Aufgabe a
Geben Sie Zeilen aus der Auflistung unverändert wieder: Beginnen Sie mit der ersten Zeile der Auflistung und hören Sie nach der Zeile auf, die „- q12-stem: 12．下列数字图形中，是中心对称图形，但不是轴对称图形的为（“ enthält.

Textauszug
---+---

EZB-Chef Draghi in der Höhle der Löwen
Die Notenbank werde am Nullzins festhalten, bis die Euro-Inflation wieder in die Nähe von zwei Prozent gestiegen sei, sagte der Chef der Europäischen Zentralbank im Bundestag. Die Aussprache mit den Abgeordneten verlief kontrovers.
BERLIN Es war Mario Draghi hinterher anzusehen, dass dieser Besuch im Bundestag für ihn kein leichter gewesen ist. Blass und anfangs etwas stockend berichtete der Präsident der Europäischen Zentralbank (EZB) gestern Abend von seinen Gesprächen mit etwa 100 Abgeordneten des Europa-, Finanz- und Haushaltsausschusses. Solche Diskussionen mit Andersdenkenden seien wichtig, weil sie ihn und die EZBFührung veranlassten, noch mehr nachzudenken über den Kurs der Geldpolitik, „obwohl wir ihn natürlich nicht ändern werden“, sagte er.

---+---

Zeilen

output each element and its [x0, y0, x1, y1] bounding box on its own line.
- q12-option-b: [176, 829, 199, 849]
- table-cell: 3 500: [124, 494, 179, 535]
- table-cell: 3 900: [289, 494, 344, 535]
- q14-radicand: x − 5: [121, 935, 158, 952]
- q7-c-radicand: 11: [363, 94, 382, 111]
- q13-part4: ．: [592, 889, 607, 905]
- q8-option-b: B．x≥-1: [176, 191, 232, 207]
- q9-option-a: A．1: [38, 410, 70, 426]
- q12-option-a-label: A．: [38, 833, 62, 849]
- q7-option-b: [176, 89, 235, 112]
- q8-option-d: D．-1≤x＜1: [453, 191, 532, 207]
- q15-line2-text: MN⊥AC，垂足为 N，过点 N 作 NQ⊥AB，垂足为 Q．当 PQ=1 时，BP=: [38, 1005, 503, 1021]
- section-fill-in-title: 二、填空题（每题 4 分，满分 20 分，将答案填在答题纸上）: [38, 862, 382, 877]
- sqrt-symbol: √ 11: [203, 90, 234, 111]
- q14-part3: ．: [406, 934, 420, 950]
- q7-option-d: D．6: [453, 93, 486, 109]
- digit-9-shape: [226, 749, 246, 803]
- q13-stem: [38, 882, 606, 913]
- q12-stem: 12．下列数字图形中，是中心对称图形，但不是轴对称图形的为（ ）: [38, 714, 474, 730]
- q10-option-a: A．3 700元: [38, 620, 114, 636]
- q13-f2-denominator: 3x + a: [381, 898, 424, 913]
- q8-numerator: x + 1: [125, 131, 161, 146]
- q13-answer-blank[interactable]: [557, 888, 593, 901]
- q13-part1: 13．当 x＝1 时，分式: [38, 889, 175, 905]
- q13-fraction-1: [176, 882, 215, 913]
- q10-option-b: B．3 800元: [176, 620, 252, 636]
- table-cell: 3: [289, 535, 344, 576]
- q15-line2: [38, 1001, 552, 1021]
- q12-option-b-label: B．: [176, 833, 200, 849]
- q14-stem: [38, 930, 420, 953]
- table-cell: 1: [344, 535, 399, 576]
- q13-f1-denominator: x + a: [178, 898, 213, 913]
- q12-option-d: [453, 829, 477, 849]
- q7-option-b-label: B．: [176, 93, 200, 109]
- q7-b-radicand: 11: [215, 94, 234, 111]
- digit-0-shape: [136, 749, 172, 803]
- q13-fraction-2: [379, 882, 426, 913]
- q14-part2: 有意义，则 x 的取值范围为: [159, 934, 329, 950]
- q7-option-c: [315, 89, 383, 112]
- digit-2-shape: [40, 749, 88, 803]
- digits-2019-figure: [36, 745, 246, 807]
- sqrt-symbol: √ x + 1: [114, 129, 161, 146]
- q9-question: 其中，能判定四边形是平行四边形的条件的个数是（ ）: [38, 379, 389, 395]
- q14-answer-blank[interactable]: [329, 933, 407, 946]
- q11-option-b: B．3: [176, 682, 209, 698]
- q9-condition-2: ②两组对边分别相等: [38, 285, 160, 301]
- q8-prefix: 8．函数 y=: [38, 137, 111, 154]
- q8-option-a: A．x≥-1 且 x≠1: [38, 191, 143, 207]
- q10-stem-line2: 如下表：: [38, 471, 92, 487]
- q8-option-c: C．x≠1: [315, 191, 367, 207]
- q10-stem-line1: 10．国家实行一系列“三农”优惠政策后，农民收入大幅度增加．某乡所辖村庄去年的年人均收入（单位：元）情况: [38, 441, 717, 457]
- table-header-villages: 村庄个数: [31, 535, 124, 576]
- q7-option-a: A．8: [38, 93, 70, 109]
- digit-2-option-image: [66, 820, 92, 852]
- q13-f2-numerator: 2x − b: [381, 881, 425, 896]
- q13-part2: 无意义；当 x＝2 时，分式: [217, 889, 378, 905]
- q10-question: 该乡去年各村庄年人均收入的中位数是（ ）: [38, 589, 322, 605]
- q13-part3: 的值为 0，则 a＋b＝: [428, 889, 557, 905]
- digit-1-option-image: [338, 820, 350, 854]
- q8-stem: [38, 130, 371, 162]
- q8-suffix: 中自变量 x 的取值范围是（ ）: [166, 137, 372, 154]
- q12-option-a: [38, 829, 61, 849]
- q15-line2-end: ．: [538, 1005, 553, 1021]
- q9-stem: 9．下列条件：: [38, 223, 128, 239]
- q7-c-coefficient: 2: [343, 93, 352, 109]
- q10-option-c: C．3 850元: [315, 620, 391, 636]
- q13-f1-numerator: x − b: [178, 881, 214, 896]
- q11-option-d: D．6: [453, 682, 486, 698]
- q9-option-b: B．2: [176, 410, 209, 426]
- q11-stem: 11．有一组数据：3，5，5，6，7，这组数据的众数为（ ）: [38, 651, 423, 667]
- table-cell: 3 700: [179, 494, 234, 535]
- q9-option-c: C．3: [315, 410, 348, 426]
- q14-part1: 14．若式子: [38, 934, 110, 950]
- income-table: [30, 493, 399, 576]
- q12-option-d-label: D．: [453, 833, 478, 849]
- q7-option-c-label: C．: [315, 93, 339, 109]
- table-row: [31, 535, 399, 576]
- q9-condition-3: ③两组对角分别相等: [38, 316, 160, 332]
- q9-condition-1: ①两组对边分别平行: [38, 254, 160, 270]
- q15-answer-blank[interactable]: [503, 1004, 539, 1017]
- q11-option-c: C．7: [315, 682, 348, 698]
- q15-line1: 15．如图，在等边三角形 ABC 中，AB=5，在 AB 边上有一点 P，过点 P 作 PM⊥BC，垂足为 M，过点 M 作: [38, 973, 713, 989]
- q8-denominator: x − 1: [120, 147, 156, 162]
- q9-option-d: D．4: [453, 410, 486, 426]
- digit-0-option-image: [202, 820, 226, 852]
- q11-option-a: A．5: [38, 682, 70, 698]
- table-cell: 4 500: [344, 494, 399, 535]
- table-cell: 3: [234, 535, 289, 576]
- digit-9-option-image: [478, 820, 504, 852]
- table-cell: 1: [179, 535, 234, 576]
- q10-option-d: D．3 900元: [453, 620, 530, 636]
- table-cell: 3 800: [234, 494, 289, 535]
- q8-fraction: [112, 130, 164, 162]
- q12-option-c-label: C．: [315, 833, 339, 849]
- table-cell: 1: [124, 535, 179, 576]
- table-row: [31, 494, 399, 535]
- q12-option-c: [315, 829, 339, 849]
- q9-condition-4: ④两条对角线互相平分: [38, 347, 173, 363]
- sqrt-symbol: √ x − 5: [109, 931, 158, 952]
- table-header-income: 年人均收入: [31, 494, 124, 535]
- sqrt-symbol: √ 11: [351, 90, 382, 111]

---+---

Aufgabe b
Schreiben Sie den Zeitungsbericht über Draghi ab den Worten „EZB-Chef Draghi in“ bis einschließlich „Abgeordneten verlief kontrovers.“ neu und ersetzen Sie dabei „Abgeordneten“ durch „Parlamentariern“.

Musterlösung a
output each element and its [x0, y0, x1, y1] bounding box on its own line.
- q12-option-b: [176, 829, 199, 849]
- table-cell: 3 500: [124, 494, 179, 535]
- table-cell: 3 900: [289, 494, 344, 535]
- q14-radicand: x − 5: [121, 935, 158, 952]
- q7-c-radicand: 11: [363, 94, 382, 111]
- q13-part4: ．: [592, 889, 607, 905]
- q8-option-b: B．x≥-1: [176, 191, 232, 207]
- q9-option-a: A．1: [38, 410, 70, 426]
- q12-option-a-label: A．: [38, 833, 62, 849]
- q7-option-b: [176, 89, 235, 112]
- q8-option-d: D．-1≤x＜1: [453, 191, 532, 207]
- q15-line2-text: MN⊥AC，垂足为 N，过点 N 作 NQ⊥AB，垂足为 Q．当 PQ=1 时，BP=: [38, 1005, 503, 1021]
- section-fill-in-title: 二、填空题（每题 4 分，满分 20 分，将答案填在答题纸上）: [38, 862, 382, 877]
- sqrt-symbol: √ 11: [203, 90, 234, 111]
- q14-part3: ．: [406, 934, 420, 950]
- q7-option-d: D．6: [453, 93, 486, 109]
- digit-9-shape: [226, 749, 246, 803]
- q13-stem: [38, 882, 606, 913]
- q12-stem: 12．下列数字图形中，是中心对称图形，但不是轴对称图形的为（ ）: [38, 714, 474, 730]

Musterlösung b
EZB-Chef Draghi in der Höhle der Löwen
Die Notenbank werde am Nullzins festhalten, bis die Euro-Inflation wieder in die Nähe von zwei Prozent gestiegen sei, sagte der Chef der Europäischen Zentralbank im Bundestag. Die Aussprache mit den Parlamentariern verlief kontrovers.